START
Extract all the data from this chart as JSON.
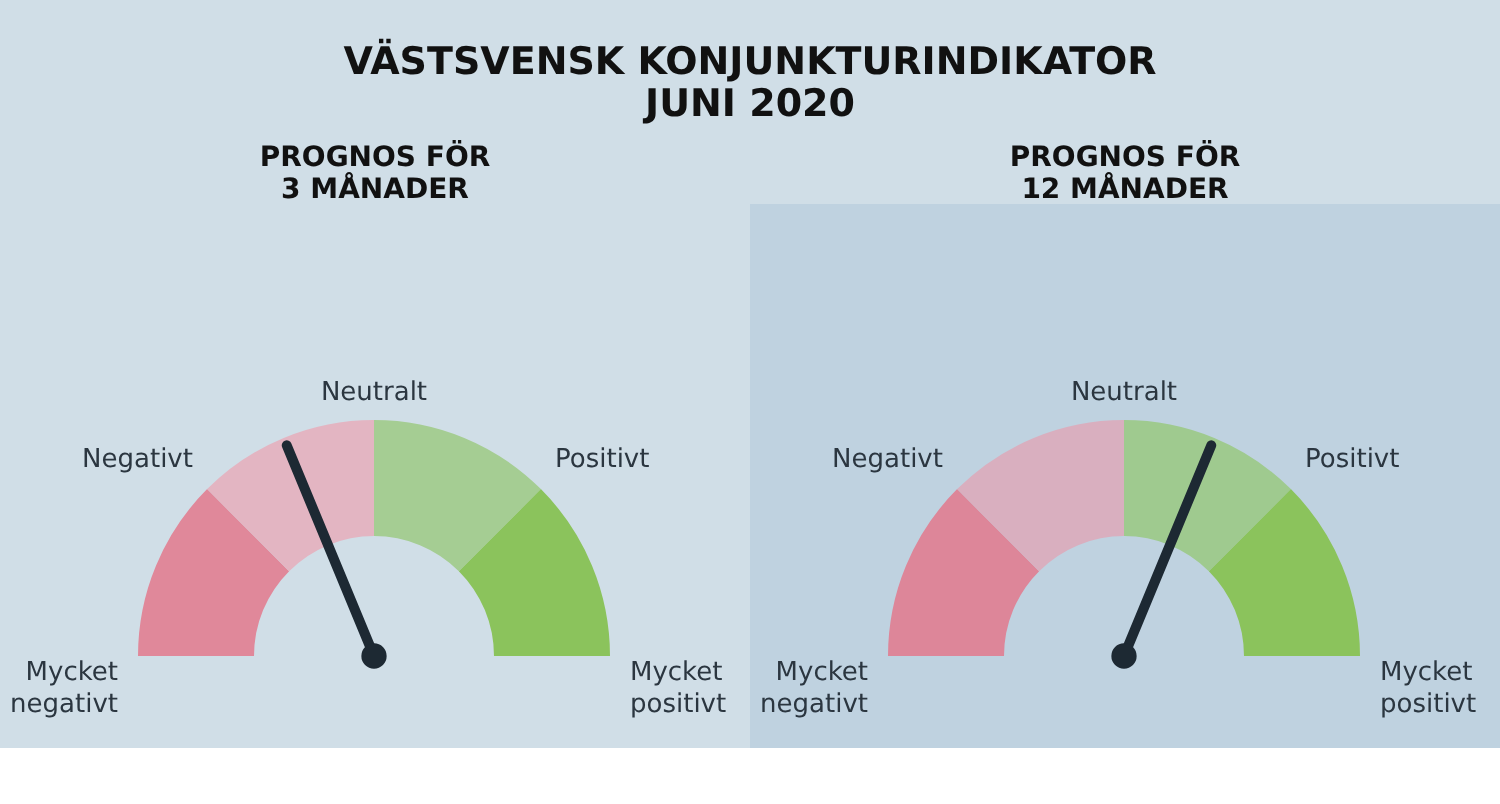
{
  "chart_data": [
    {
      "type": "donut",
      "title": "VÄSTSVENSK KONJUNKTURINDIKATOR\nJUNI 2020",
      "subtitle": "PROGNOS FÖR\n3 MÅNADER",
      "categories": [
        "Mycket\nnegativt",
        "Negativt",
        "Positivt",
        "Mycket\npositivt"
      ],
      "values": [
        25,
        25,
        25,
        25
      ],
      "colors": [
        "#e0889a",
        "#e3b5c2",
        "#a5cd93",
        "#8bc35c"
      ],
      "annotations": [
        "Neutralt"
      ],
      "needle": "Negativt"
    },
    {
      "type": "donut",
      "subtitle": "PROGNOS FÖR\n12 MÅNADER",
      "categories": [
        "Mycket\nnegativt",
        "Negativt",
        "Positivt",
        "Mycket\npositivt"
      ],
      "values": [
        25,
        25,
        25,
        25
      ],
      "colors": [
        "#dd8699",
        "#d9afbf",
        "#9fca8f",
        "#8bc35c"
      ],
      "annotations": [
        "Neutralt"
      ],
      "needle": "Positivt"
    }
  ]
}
END
» Written instruction
Return all lines containing the word "PROGNOS".

» Finished exercise
      "subtitle": "PROGNOS FÖR\n3 MÅNADER",
      "subtitle": "PROGNOS FÖR\n12 MÅNADER",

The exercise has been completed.